#### What you will do
Identify the lines that contain the word "ylabel" and copy each one.

#### Raw records
== == ==

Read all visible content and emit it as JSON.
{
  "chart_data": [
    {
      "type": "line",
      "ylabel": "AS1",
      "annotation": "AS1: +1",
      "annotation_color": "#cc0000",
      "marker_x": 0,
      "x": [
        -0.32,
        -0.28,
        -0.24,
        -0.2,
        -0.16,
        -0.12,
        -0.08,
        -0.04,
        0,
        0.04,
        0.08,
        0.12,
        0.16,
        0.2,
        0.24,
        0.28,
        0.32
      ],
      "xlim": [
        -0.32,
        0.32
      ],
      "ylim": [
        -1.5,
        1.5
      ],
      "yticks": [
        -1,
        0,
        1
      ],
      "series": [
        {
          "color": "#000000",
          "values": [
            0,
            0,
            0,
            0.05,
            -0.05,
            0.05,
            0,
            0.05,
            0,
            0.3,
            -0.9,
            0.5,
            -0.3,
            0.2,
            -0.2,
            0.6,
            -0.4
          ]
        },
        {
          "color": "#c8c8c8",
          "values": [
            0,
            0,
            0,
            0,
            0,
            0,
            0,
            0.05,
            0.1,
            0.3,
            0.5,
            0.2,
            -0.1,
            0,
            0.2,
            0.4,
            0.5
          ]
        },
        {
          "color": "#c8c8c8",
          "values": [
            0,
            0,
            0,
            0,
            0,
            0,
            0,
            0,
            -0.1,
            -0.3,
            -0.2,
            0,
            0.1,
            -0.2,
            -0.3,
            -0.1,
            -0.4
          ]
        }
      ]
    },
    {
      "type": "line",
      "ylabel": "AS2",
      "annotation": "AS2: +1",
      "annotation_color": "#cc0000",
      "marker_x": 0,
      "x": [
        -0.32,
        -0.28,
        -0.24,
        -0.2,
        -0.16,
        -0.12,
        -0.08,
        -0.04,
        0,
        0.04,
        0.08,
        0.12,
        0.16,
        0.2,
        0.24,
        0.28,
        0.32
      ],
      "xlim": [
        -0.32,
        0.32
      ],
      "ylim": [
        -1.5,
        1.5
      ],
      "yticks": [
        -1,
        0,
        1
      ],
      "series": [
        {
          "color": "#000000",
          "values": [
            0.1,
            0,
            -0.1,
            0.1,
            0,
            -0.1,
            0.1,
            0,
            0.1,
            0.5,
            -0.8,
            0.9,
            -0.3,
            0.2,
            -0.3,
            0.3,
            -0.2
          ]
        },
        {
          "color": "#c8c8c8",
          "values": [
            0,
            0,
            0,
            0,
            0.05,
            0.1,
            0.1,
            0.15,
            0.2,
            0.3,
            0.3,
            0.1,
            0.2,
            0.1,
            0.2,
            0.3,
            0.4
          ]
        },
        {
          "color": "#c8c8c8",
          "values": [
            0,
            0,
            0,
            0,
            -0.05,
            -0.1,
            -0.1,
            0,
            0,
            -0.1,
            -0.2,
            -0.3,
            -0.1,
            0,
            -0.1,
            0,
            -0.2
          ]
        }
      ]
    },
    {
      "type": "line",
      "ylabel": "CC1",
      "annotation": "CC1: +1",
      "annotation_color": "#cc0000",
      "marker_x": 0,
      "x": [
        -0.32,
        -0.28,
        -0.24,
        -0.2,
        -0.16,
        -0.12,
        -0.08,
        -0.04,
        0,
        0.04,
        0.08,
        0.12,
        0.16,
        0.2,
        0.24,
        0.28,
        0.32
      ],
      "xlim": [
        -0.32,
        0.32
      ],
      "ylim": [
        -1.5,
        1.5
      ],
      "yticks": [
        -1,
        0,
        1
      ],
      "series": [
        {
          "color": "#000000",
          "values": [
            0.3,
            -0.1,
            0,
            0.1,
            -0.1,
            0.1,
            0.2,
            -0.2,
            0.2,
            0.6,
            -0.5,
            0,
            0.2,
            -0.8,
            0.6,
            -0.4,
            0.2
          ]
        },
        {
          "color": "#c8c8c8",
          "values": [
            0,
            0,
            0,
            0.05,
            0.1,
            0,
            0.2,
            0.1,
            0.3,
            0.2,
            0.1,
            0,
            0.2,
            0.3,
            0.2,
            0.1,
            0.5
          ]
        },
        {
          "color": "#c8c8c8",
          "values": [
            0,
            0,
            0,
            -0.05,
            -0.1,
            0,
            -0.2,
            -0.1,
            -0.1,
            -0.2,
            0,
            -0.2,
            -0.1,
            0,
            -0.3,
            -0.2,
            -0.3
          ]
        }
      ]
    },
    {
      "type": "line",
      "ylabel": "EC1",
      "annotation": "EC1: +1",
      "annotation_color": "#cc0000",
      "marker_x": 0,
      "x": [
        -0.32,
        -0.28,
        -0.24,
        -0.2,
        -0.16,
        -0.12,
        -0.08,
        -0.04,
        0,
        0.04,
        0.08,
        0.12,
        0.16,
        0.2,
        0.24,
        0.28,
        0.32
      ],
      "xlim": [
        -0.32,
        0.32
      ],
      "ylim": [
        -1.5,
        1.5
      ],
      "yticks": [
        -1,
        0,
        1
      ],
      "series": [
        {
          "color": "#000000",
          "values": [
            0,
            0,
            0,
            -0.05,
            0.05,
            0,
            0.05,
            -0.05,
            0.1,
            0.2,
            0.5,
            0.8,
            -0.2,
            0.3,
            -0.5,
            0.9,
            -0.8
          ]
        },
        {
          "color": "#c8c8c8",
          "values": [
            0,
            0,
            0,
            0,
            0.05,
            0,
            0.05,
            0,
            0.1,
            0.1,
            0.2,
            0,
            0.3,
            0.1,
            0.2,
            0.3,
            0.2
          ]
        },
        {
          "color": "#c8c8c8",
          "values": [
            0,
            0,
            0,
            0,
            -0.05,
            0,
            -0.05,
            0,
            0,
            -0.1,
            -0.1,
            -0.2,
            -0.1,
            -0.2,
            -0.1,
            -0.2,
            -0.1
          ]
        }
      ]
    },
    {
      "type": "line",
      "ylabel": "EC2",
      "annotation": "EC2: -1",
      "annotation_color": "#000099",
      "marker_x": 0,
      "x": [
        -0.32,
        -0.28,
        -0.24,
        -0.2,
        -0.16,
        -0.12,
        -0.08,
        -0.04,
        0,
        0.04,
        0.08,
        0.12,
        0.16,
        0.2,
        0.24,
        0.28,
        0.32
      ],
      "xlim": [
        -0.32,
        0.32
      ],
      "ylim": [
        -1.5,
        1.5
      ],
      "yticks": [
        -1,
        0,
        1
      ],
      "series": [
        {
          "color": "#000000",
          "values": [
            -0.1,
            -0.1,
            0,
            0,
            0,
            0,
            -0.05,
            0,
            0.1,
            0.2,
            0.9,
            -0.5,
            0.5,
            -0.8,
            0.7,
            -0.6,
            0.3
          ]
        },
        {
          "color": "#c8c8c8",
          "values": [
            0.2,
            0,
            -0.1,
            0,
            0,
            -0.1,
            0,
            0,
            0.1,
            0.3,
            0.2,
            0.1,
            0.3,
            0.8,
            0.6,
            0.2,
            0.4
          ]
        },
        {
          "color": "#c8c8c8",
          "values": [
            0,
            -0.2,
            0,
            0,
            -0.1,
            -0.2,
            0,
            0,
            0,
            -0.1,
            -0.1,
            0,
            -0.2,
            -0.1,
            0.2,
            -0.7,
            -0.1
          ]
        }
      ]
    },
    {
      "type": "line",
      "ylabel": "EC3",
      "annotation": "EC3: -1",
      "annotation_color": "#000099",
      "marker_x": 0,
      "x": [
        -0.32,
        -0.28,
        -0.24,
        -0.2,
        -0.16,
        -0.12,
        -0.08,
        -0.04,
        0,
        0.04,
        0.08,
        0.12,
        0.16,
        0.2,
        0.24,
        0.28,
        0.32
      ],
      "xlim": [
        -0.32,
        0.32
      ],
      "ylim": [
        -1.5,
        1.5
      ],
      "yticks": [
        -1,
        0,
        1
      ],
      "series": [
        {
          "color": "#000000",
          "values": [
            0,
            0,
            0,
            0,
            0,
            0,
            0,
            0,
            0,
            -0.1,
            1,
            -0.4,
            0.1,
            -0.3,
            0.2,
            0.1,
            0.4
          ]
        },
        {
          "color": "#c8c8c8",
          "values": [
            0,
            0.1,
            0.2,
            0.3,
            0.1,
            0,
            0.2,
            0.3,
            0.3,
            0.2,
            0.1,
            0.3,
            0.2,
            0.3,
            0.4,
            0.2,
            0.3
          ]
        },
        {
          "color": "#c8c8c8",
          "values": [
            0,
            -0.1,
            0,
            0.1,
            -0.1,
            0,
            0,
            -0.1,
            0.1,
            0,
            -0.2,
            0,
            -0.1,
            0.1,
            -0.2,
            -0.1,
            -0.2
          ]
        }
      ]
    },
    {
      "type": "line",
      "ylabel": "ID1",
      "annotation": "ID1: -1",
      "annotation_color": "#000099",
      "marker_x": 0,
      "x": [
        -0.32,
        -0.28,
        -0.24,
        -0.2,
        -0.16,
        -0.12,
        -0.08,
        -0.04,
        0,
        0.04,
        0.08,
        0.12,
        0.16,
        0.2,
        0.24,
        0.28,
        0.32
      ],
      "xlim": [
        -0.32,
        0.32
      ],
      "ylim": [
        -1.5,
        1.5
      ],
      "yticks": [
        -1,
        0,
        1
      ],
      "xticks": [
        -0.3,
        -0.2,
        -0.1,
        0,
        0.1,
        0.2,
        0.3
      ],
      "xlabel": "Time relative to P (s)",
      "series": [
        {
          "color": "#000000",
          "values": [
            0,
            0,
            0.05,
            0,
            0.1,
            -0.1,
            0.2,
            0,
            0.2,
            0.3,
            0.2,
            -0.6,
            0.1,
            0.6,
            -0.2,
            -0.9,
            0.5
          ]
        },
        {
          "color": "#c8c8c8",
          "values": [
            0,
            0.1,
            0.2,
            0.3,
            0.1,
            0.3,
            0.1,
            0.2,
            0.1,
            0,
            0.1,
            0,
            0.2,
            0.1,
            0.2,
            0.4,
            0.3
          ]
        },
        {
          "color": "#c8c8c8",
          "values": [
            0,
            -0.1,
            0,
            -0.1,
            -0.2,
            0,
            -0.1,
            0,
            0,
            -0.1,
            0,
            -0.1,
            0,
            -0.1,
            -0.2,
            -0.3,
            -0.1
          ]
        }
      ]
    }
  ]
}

== == ==

#### Written answer
      "ylabel": "AS1",
      "ylabel": "AS2",
      "ylabel": "CC1",
      "ylabel": "EC1",
      "ylabel": "EC2",
      "ylabel": "EC3",
      "ylabel": "ID1",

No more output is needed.